§ **Records supplied**:
•••••

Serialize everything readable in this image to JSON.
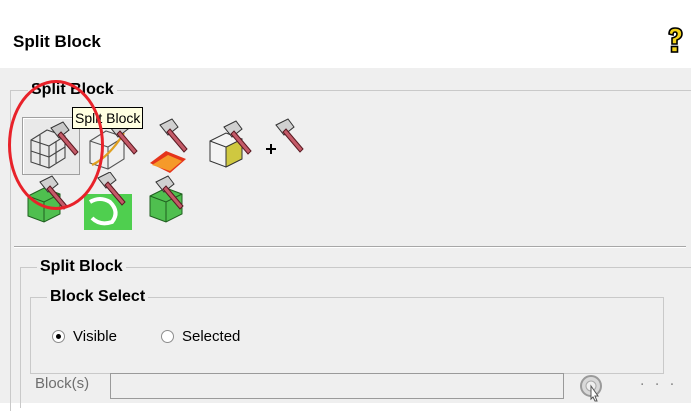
{
  "header": {
    "title": "Split Block",
    "help_icon": "help-question-icon"
  },
  "outer_group": {
    "label": "Split Block"
  },
  "tools": [
    {
      "name": "split-block",
      "icon": "hatchet-wireframe-cube-icon",
      "selected": true
    },
    {
      "name": "split-prescribed-curve",
      "icon": "hatchet-cube-orange-curve-icon"
    },
    {
      "name": "split-face",
      "icon": "hatchet-red-face-icon"
    },
    {
      "name": "split-yellow-block",
      "icon": "hatchet-yellow-cube-icon"
    },
    {
      "name": "split-vertex",
      "icon": "hatchet-vertex-icon"
    },
    {
      "name": "split-green-block",
      "icon": "hatchet-green-cube-icon"
    },
    {
      "name": "split-green-shape",
      "icon": "hatchet-green-shape-icon"
    },
    {
      "name": "split-green-block-2",
      "icon": "hatchet-green-cube-2-icon"
    }
  ],
  "tooltip": {
    "text": "Split Block"
  },
  "colors": {
    "panel_bg": "#efefef",
    "tooltip_bg": "#ffffe1",
    "highlight_circle": "#e8222a"
  },
  "split_group": {
    "label": "Split Block",
    "block_select": {
      "label": "Block Select",
      "options": [
        {
          "label": "Visible",
          "checked": true
        },
        {
          "label": "Selected",
          "checked": false
        }
      ]
    },
    "blocks": {
      "label": "Block(s)",
      "value": "",
      "more": ". . ."
    }
  }
}
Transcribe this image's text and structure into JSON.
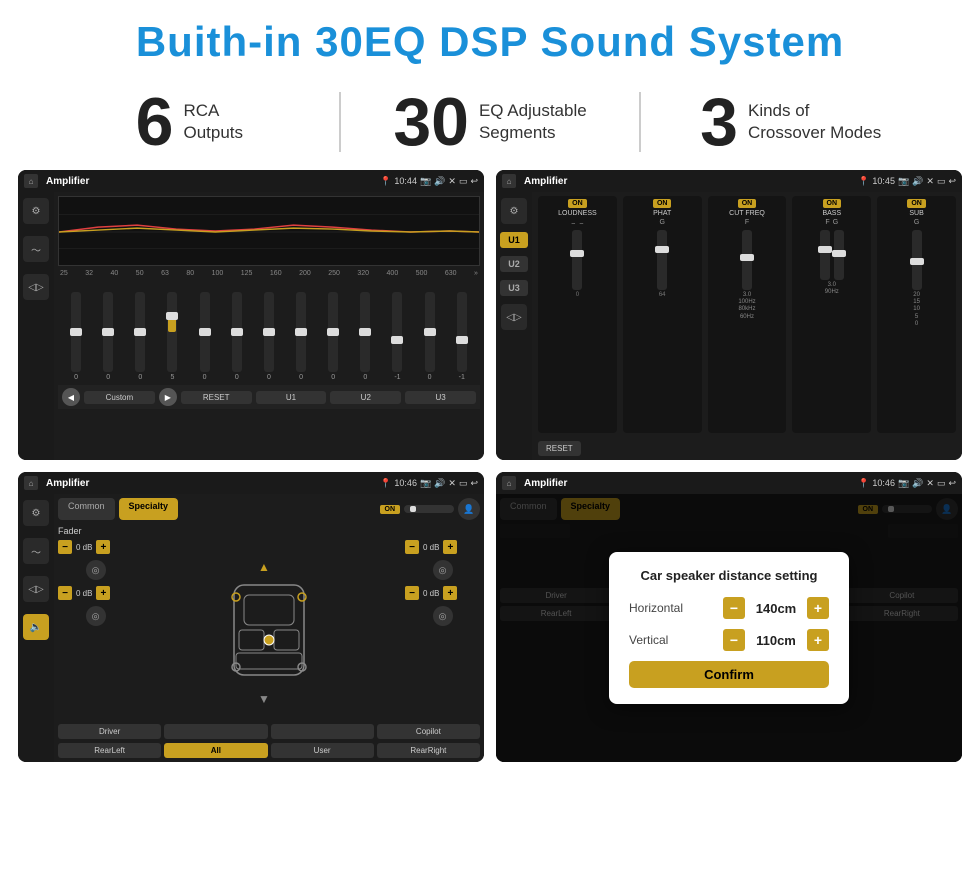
{
  "page": {
    "title": "Buith-in 30EQ DSP Sound System",
    "stats": [
      {
        "number": "6",
        "text": "RCA\nOutputs"
      },
      {
        "number": "30",
        "text": "EQ Adjustable\nSegments"
      },
      {
        "number": "3",
        "text": "Kinds of\nCrossover Modes"
      }
    ],
    "screens": [
      {
        "id": "screen1",
        "title": "Amplifier",
        "time": "10:44",
        "type": "eq"
      },
      {
        "id": "screen2",
        "title": "Amplifier",
        "time": "10:45",
        "type": "crossover"
      },
      {
        "id": "screen3",
        "title": "Amplifier",
        "time": "10:46",
        "type": "speaker"
      },
      {
        "id": "screen4",
        "title": "Amplifier",
        "time": "10:46",
        "type": "distance"
      }
    ],
    "eq": {
      "frequencies": [
        "25",
        "32",
        "40",
        "50",
        "63",
        "80",
        "100",
        "125",
        "160",
        "200",
        "250",
        "320",
        "400",
        "500",
        "630"
      ],
      "values": [
        "0",
        "0",
        "0",
        "5",
        "0",
        "0",
        "0",
        "0",
        "0",
        "0",
        "-1",
        "0",
        "-1"
      ],
      "preset": "Custom",
      "buttons": [
        "RESET",
        "U1",
        "U2",
        "U3"
      ]
    },
    "crossover": {
      "units": [
        "U1",
        "U2",
        "U3"
      ],
      "modules": [
        "LOUDNESS",
        "PHAT",
        "CUT FREQ",
        "BASS",
        "SUB"
      ]
    },
    "speaker": {
      "tabs": [
        "Common",
        "Specialty"
      ],
      "fader_label": "Fader",
      "fader_on": "ON",
      "buttons": [
        "Driver",
        "",
        "",
        "Copilot",
        "RearLeft",
        "All",
        "User",
        "RearRight"
      ]
    },
    "distance_dialog": {
      "title": "Car speaker distance setting",
      "horizontal_label": "Horizontal",
      "horizontal_value": "140cm",
      "vertical_label": "Vertical",
      "vertical_value": "110cm",
      "confirm_label": "Confirm"
    }
  }
}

•••••

§ **What is needed**: Can the entries above be repeated exactly, without their pictures?

§ **Exercise output**:
Serialize everything readable in this image to JSON.
{
  "header": {
    "title": "Split Block",
    "help_icon": "help-question-icon"
  },
  "outer_group": {
    "label": "Split Block"
  },
  "tools": [
    {
      "name": "split-block",
      "icon": "hatchet-wireframe-cube-icon",
      "selected": true
    },
    {
      "name": "split-prescribed-curve",
      "icon": "hatchet-cube-orange-curve-icon"
    },
    {
      "name": "split-face",
      "icon": "hatchet-red-face-icon"
    },
    {
      "name": "split-yellow-block",
      "icon": "hatchet-yellow-cube-icon"
    },
    {
      "name": "split-vertex",
      "icon": "hatchet-vertex-icon"
    },
    {
      "name": "split-green-block",
      "icon": "hatchet-green-cube-icon"
    },
    {
      "name": "split-green-shape",
      "icon": "hatchet-green-shape-icon"
    },
    {
      "name": "split-green-block-2",
      "icon": "hatchet-green-cube-2-icon"
    }
  ],
  "tooltip": {
    "text": "Split Block"
  },
  "colors": {
    "panel_bg": "#efefef",
    "tooltip_bg": "#ffffe1",
    "highlight_circle": "#e8222a"
  },
  "split_group": {
    "label": "Split Block",
    "block_select": {
      "label": "Block Select",
      "options": [
        {
          "label": "Visible",
          "checked": true
        },
        {
          "label": "Selected",
          "checked": false
        }
      ]
    },
    "blocks": {
      "label": "Block(s)",
      "value": "",
      "more": ". . ."
    }
  }
}
Transcribe this image's text and structure into JSON.
{
  "page": {
    "title": "Buith-in 30EQ DSP Sound System",
    "stats": [
      {
        "number": "6",
        "text": "RCA\nOutputs"
      },
      {
        "number": "30",
        "text": "EQ Adjustable\nSegments"
      },
      {
        "number": "3",
        "text": "Kinds of\nCrossover Modes"
      }
    ],
    "screens": [
      {
        "id": "screen1",
        "title": "Amplifier",
        "time": "10:44",
        "type": "eq"
      },
      {
        "id": "screen2",
        "title": "Amplifier",
        "time": "10:45",
        "type": "crossover"
      },
      {
        "id": "screen3",
        "title": "Amplifier",
        "time": "10:46",
        "type": "speaker"
      },
      {
        "id": "screen4",
        "title": "Amplifier",
        "time": "10:46",
        "type": "distance"
      }
    ],
    "eq": {
      "frequencies": [
        "25",
        "32",
        "40",
        "50",
        "63",
        "80",
        "100",
        "125",
        "160",
        "200",
        "250",
        "320",
        "400",
        "500",
        "630"
      ],
      "values": [
        "0",
        "0",
        "0",
        "5",
        "0",
        "0",
        "0",
        "0",
        "0",
        "0",
        "-1",
        "0",
        "-1"
      ],
      "preset": "Custom",
      "buttons": [
        "RESET",
        "U1",
        "U2",
        "U3"
      ]
    },
    "crossover": {
      "units": [
        "U1",
        "U2",
        "U3"
      ],
      "modules": [
        "LOUDNESS",
        "PHAT",
        "CUT FREQ",
        "BASS",
        "SUB"
      ]
    },
    "speaker": {
      "tabs": [
        "Common",
        "Specialty"
      ],
      "fader_label": "Fader",
      "fader_on": "ON",
      "buttons": [
        "Driver",
        "",
        "",
        "Copilot",
        "RearLeft",
        "All",
        "User",
        "RearRight"
      ]
    },
    "distance_dialog": {
      "title": "Car speaker distance setting",
      "horizontal_label": "Horizontal",
      "horizontal_value": "140cm",
      "vertical_label": "Vertical",
      "vertical_value": "110cm",
      "confirm_label": "Confirm"
    }
  }
}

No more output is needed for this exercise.